■ **EXERCISES**
A. Copy everything from "Pelé arrived in" down to "history to do so." in the passage on Pelé at the 1958 World Cup.
B. Condense the paragraph of the passage on Pelé at the 1958 World Cup that starts with "Pelé arrived in Sweden" into a shorter version that keeps its main facts.
-- START OF PASSAGE --
Pelé arrived in Sweden sidelined by a knee injury but on his return from the treatment room, his colleagues stood together and insisted upon his selection. His first match was against the USSR in the third match of the first round of the 1958 FIFA World Cup, where he gave the assist to Vavá's second goal. He was at the time the youngest player ever to participate in the World Cup. Against France in the semi-final, Brazil was leading 2–1 at halftime, and then Pelé scored a hat-trick, becoming the youngest player in World Cup history to do so.

On 29 June 1958, Pelé became the youngest player to play in a World Cup final match at 17 years and 249 days. He scored two goals in that final as Brazil beat Sweden 5–2 in Stockholm, the capital. Pelé hit the post and then Vavá scored two goals to give Brazil the lead. Pelé's first goal, where he flicked the ball over a defender before volleying into the corner of the net, was selected as one of the best goals in the history of the World Cup. Following Pelé's second goal, Swedish player Sigvard Parling would later comment, "When Pelé scored the fifth goal in that Final, I have to be honest and say I felt like applauding". When the match ended, Pelé passed out on the field, and was revived by Garrincha. He then recovered, and was compelled by the victory to weep as he was being congratulated by his teammates. He finished the tournament with six goals in four matches played, tied for second place, behind record-breaker Just Fontaine, and was named best young player of the tournament. His impact was arguably greater off the field, with Barney Ronay writing, "With nothing but talent to guide him, the boy from Minas Gerais became the first black global sporting superstar, and a source of genuine uplift and inspiration."
-- END OF PASSAGE --
-- START OF RAW DATA --
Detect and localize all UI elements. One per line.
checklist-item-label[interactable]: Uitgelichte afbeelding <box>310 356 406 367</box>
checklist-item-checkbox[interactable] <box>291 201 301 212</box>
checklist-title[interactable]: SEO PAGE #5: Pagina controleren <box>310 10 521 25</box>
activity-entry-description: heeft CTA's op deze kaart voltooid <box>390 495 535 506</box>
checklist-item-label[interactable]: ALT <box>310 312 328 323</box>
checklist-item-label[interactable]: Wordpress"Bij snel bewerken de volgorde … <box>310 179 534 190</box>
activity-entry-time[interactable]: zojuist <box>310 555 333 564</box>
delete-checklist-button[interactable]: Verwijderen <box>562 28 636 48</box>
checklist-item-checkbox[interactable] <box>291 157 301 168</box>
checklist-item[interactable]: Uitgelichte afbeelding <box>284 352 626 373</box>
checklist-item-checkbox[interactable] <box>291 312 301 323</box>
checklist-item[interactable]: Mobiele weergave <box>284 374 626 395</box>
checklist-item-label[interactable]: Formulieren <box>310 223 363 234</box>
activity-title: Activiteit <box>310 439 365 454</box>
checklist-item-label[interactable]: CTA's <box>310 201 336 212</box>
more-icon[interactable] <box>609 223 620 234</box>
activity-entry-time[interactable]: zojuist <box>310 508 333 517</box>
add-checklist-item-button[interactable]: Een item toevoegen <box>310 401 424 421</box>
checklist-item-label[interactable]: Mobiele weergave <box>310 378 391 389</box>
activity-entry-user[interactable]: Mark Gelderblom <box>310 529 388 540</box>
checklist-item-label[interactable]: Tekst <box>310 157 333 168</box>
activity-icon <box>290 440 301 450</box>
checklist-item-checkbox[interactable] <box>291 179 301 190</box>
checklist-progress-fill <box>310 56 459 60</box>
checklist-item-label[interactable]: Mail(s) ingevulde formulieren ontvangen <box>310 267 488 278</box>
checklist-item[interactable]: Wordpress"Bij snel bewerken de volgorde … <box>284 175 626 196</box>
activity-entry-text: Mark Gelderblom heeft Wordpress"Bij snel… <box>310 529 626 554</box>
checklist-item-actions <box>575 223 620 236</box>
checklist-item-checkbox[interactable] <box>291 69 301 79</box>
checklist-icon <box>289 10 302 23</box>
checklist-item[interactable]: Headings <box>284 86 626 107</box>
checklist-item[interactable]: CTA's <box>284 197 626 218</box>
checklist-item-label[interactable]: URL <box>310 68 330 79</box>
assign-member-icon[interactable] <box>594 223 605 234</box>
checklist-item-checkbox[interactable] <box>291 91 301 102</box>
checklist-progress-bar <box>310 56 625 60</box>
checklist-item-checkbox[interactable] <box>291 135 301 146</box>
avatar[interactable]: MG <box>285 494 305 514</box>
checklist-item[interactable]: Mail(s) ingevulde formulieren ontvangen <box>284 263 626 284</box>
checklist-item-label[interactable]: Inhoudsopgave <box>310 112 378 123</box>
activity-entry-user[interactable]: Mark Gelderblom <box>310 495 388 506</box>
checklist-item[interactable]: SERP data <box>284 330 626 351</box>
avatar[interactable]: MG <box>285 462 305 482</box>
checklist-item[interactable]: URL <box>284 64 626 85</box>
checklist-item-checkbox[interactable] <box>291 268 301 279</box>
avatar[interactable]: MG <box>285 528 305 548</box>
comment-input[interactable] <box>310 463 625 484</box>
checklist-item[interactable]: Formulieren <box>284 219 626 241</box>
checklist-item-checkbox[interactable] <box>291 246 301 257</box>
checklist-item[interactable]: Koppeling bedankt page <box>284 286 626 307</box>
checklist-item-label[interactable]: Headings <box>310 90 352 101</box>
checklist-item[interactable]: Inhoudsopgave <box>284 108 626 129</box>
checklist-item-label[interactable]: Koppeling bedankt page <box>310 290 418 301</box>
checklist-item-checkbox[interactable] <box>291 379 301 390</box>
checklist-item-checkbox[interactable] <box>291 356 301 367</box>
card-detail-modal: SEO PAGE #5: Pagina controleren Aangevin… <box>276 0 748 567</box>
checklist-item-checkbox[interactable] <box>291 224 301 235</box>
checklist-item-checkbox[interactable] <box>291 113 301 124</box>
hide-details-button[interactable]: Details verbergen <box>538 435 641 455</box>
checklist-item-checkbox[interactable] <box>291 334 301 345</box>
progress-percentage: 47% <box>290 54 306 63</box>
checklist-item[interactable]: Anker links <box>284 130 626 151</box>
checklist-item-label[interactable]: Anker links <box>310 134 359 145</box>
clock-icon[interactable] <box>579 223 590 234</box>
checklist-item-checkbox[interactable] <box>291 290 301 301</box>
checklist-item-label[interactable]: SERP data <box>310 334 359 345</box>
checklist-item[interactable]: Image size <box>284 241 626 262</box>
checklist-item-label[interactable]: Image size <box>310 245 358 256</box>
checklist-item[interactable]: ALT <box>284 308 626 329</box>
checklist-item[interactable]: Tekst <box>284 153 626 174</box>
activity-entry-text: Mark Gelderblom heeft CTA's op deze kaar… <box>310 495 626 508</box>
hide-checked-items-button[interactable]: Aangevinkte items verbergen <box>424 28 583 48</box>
-- END OF RAW DATA --
■ **SOLUTIONS TO THE PROBLEMS**
A.
Pelé arrived in Sweden sidelined by a knee injury but on his return from the treatment room, his colleagues stood together and insisted upon his selection. His first match was against the USSR in the third match of the first round of the 1958 FIFA World Cup, where he gave the assist to Vavá's second goal. He was at the time the youngest player ever to participate in the World Cup. Against France in the semi-final, Brazil was leading 2–1 at halftime, and then Pelé scored a hat-trick, becoming the youngest player in World Cup history to do so.

B. A knee injury sidelined Pelé when he arrived in Sweden, but his teammates insisted he be selected. He first played against the USSR in the third match of the first round of the 1958 FIFA World Cup and assisted Vavá's second goal. At that time he was the youngest player ever to take part in a World Cup. In the semi-final, Brazil led France 2–1 at halftime. Pelé then scored a hat-trick, becoming the youngest player in World Cup history to do so.